## [Stated goal]
Leave the pictures out. Return all other data exactly.
---------- Exercise inputs ----------
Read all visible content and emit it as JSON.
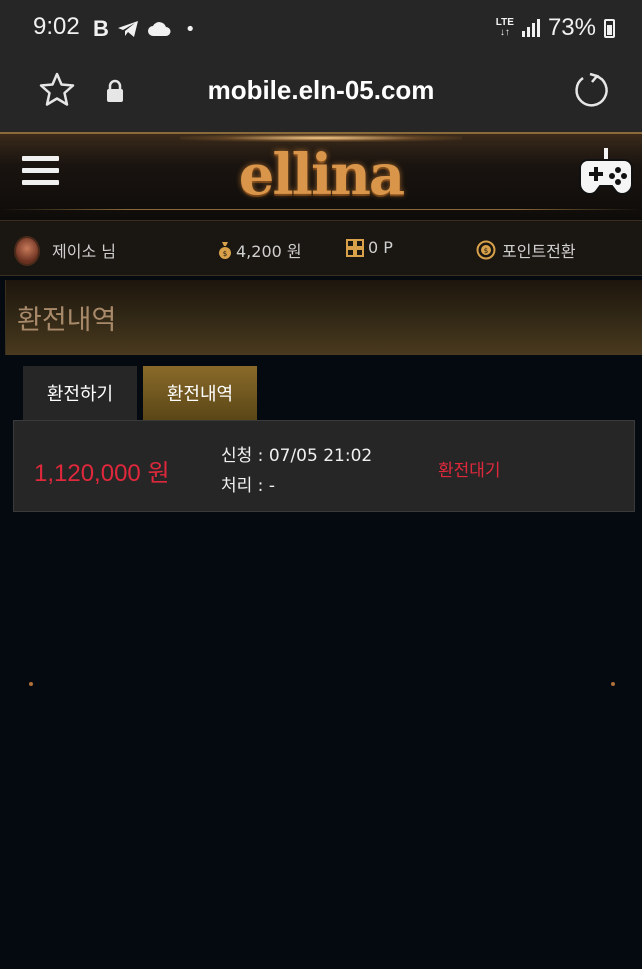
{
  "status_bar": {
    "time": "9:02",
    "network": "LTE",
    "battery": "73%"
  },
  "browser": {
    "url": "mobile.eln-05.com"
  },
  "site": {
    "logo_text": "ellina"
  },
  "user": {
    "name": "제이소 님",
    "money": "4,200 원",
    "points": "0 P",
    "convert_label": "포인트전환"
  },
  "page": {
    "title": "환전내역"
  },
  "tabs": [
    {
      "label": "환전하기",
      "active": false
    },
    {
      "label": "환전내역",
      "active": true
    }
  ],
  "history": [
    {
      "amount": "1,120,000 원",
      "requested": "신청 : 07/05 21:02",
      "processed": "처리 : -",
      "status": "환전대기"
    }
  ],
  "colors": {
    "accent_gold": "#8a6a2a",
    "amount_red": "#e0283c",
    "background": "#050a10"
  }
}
----------
## [Result below]
Read all visible content and emit it as JSON.
{
  "status_bar": {
    "time": "9:02",
    "network": "LTE",
    "battery": "73%"
  },
  "browser": {
    "url": "mobile.eln-05.com"
  },
  "site": {
    "logo_text": "ellina"
  },
  "user": {
    "name": "제이소 님",
    "money": "4,200 원",
    "points": "0 P",
    "convert_label": "포인트전환"
  },
  "page": {
    "title": "환전내역"
  },
  "tabs": [
    {
      "label": "환전하기",
      "active": false
    },
    {
      "label": "환전내역",
      "active": true
    }
  ],
  "history": [
    {
      "amount": "1,120,000 원",
      "requested": "신청 : 07/05 21:02",
      "processed": "처리 : -",
      "status": "환전대기"
    }
  ],
  "colors": {
    "accent_gold": "#8a6a2a",
    "amount_red": "#e0283c",
    "background": "#050a10"
  }
}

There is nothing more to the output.